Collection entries
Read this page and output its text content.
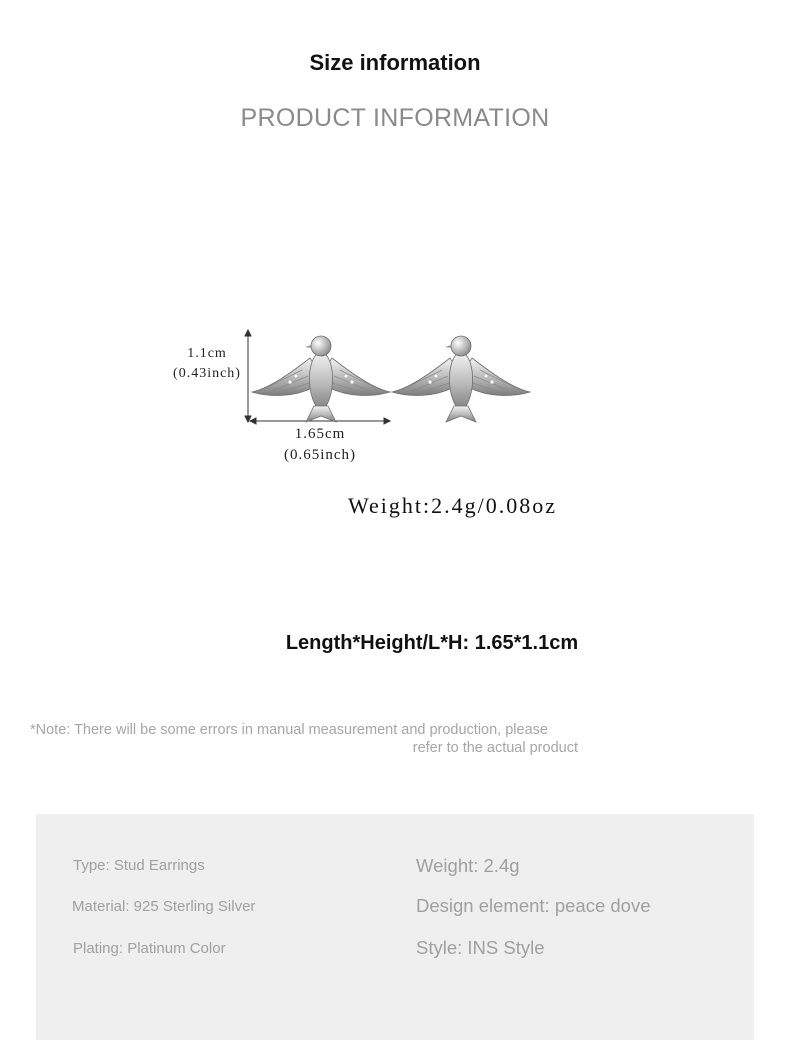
Size information
PRODUCT INFORMATION
1.1cm
(0.43inch)
1.65cm
(0.65inch)
Weight:2.4g/0.08oz
Length*Height/L*H: 1.65*1.1cm
*Note: There will be some errors in manual measurement and production, please
refer to the actual product
Type: Stud Earrings
Material: 925 Sterling Silver
Plating: Platinum Color
Weight: 2.4g
Design element: peace dove
Style: INS Style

TASK INSTRUCTIONS :: Quote the data above in full and without alteration; skip the pictures.

WRITTEN REPLY ::
Read this page and output its text content.
Size information
PRODUCT INFORMATION
1.1cm
(0.43inch)
1.65cm
(0.65inch)
Weight:2.4g/0.08oz
Length*Height/L*H: 1.65*1.1cm
*Note: There will be some errors in manual measurement and production, please
refer to the actual product
Type: Stud Earrings
Material: 925 Sterling Silver
Plating: Platinum Color
Weight: 2.4g
Design element: peace dove
Style: INS Style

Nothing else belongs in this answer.